— Exercise task —
Set every record down verbatim and omit the pictures.

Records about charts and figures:
►
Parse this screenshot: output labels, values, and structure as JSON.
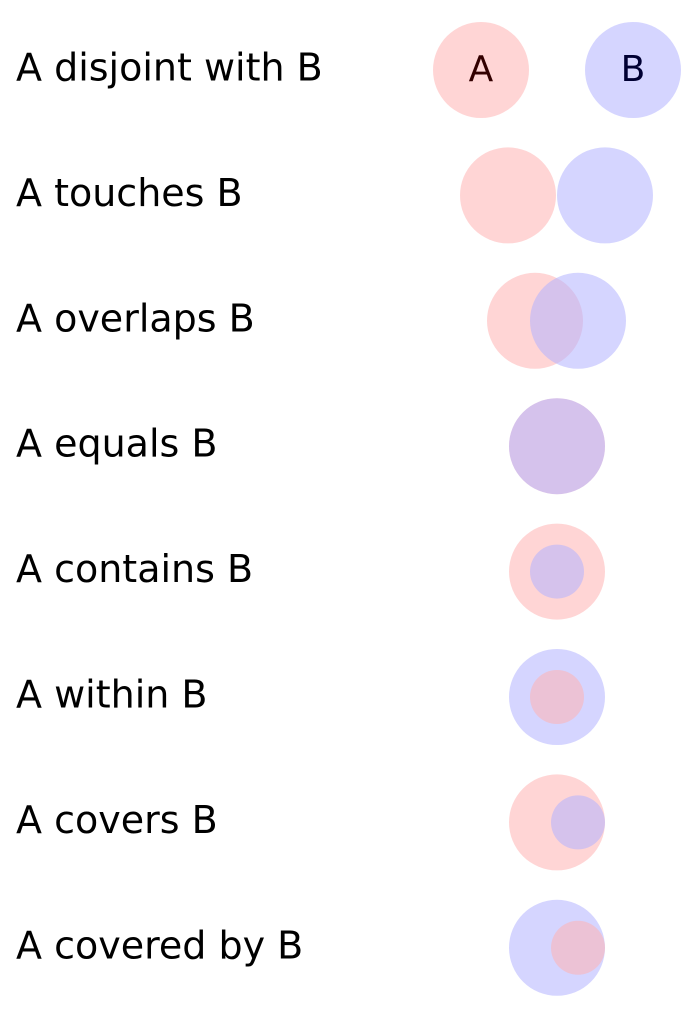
{
  "colors": {
    "a_fill": "#ffb3b3",
    "b_fill": "#b3b3ff",
    "fill_opacity": 0.55,
    "a_letter": "#330000",
    "b_letter": "#000033"
  },
  "rows": [
    {
      "label": "A disjoint with B",
      "relation": "disjoint",
      "a_letter": "A",
      "b_letter": "B"
    },
    {
      "label": "A touches B",
      "relation": "touches"
    },
    {
      "label": "A overlaps B",
      "relation": "overlaps"
    },
    {
      "label": "A equals B",
      "relation": "equals"
    },
    {
      "label": "A contains B",
      "relation": "contains"
    },
    {
      "label": "A within B",
      "relation": "within"
    },
    {
      "label": "A covers B",
      "relation": "covers"
    },
    {
      "label": "A covered by B",
      "relation": "covered-by"
    }
  ]
}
◄
— Written response —
Parse this screenshot: output labels, values, and structure as JSON.
{
  "colors": {
    "a_fill": "#ffb3b3",
    "b_fill": "#b3b3ff",
    "fill_opacity": 0.55,
    "a_letter": "#330000",
    "b_letter": "#000033"
  },
  "rows": [
    {
      "label": "A disjoint with B",
      "relation": "disjoint",
      "a_letter": "A",
      "b_letter": "B"
    },
    {
      "label": "A touches B",
      "relation": "touches"
    },
    {
      "label": "A overlaps B",
      "relation": "overlaps"
    },
    {
      "label": "A equals B",
      "relation": "equals"
    },
    {
      "label": "A contains B",
      "relation": "contains"
    },
    {
      "label": "A within B",
      "relation": "within"
    },
    {
      "label": "A covers B",
      "relation": "covers"
    },
    {
      "label": "A covered by B",
      "relation": "covered-by"
    }
  ]
}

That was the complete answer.